• _What is required_: Only the number is wanted: count the lines that contain "القرار".

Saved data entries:
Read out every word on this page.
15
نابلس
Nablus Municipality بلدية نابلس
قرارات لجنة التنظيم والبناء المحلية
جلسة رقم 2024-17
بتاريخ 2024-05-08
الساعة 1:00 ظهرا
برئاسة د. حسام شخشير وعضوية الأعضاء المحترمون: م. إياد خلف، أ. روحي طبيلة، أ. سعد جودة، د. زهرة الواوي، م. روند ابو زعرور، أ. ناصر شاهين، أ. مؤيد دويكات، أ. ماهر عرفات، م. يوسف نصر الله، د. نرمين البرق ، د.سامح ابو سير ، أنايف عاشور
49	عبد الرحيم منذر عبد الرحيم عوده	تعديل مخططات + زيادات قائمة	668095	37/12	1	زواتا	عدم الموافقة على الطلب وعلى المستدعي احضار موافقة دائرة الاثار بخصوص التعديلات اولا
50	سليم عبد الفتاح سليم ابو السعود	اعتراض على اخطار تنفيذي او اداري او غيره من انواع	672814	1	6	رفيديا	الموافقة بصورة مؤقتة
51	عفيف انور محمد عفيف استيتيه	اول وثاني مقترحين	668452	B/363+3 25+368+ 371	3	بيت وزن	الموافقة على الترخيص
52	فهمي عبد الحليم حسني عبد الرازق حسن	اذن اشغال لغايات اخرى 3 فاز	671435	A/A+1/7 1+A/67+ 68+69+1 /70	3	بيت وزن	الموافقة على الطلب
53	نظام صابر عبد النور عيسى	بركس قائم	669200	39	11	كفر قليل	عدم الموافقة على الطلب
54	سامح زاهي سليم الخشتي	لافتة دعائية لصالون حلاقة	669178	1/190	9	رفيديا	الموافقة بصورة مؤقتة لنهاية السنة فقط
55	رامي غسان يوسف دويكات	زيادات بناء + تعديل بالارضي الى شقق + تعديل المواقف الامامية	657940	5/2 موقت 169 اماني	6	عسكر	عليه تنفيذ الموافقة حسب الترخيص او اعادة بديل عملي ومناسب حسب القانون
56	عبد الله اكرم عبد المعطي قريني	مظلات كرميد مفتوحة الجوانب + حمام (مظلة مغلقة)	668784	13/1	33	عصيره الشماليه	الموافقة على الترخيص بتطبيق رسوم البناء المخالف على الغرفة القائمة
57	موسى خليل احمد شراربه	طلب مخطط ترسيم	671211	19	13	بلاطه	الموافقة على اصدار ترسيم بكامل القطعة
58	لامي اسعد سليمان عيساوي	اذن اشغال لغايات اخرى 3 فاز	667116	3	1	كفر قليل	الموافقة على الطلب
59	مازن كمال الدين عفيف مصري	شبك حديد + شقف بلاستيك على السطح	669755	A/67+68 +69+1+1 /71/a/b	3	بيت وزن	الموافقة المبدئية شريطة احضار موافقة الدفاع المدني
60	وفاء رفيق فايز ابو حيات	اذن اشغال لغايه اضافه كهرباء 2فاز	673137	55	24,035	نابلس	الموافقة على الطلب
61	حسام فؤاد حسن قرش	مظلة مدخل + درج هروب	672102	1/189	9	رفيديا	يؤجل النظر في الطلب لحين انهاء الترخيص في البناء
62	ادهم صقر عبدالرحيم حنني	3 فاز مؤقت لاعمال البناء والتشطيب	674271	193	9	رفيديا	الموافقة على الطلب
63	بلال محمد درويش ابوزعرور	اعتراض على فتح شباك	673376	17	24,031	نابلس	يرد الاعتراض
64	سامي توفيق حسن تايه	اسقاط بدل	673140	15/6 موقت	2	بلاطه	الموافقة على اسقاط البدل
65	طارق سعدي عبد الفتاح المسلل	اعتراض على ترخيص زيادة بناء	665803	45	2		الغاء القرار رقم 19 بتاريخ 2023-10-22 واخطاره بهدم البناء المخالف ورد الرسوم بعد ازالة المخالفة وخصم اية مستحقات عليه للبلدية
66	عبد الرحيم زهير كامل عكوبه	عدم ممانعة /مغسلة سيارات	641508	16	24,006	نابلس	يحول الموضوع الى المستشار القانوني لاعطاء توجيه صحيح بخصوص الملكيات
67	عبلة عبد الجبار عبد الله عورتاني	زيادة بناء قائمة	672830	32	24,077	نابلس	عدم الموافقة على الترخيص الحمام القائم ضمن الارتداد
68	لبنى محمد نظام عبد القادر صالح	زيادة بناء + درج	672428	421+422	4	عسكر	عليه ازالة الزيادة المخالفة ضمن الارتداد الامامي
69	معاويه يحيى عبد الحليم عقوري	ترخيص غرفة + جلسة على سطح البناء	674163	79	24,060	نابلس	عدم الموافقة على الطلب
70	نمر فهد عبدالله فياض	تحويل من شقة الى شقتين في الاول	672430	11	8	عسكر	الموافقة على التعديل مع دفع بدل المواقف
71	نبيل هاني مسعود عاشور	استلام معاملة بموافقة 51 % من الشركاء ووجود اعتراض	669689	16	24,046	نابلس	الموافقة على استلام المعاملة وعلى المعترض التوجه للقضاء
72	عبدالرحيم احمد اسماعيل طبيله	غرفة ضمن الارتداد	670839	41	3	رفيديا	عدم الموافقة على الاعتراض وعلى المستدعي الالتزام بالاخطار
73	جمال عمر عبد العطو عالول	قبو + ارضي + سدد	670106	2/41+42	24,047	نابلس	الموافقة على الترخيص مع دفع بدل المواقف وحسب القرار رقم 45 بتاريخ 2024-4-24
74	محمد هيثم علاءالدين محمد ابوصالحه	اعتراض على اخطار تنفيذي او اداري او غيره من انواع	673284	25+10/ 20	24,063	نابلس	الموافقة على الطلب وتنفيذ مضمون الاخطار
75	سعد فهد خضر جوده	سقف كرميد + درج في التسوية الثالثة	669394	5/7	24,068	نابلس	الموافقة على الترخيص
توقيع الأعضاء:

• _Result_: 2